Provided entries ▸
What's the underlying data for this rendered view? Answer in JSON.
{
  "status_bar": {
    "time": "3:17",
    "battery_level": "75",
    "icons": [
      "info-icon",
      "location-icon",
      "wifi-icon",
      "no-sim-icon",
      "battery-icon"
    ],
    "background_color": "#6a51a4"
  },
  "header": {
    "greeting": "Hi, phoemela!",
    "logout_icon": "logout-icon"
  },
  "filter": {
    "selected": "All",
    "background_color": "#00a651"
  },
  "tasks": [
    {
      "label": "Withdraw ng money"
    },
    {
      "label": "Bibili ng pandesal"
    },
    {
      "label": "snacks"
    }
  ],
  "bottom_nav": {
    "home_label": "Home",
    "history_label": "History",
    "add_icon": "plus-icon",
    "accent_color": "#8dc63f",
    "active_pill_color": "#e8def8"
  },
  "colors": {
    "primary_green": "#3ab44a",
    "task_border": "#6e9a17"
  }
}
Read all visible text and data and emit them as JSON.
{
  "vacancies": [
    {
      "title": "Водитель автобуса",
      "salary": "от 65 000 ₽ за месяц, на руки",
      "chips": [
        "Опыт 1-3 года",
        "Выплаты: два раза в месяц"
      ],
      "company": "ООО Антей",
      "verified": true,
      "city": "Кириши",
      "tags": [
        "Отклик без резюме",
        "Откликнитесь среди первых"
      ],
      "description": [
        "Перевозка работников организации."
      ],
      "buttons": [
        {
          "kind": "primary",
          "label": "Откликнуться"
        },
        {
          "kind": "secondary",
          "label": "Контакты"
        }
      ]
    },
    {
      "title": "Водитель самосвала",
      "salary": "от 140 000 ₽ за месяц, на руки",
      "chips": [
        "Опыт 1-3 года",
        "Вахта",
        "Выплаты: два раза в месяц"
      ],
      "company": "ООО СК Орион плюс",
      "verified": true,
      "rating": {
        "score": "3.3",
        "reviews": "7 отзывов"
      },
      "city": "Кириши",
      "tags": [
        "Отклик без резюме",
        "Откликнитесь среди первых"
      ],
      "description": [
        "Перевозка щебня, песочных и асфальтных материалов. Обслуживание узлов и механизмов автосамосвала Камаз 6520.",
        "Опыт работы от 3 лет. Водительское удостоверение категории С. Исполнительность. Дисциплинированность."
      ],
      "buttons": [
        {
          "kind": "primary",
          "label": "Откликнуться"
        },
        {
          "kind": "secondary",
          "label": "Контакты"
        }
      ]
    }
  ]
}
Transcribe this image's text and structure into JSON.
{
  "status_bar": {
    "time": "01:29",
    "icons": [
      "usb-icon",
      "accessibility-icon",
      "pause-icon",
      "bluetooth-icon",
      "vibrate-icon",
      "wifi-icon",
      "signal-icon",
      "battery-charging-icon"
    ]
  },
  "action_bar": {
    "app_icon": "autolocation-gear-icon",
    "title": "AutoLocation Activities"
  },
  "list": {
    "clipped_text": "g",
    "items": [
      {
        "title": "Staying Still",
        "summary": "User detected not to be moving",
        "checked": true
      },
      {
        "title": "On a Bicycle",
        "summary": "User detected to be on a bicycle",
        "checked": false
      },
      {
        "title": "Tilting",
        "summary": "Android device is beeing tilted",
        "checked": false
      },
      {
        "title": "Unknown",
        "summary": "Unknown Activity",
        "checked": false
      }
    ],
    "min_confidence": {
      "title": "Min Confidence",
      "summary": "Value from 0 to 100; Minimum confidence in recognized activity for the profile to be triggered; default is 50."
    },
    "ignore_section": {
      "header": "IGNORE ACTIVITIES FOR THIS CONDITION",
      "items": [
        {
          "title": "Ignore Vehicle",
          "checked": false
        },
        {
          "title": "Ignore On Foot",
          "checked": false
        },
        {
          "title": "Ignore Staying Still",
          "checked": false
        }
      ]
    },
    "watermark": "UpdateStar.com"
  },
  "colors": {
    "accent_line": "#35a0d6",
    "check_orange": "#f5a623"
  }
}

Stated exercise ▸
Filter out every line that lacks the word "salary", and copy the rest.

Written answer ▸
      "salary": "от 65 000 ₽ за месяц, на руки",
      "salary": "от 140 000 ₽ за месяц, на руки",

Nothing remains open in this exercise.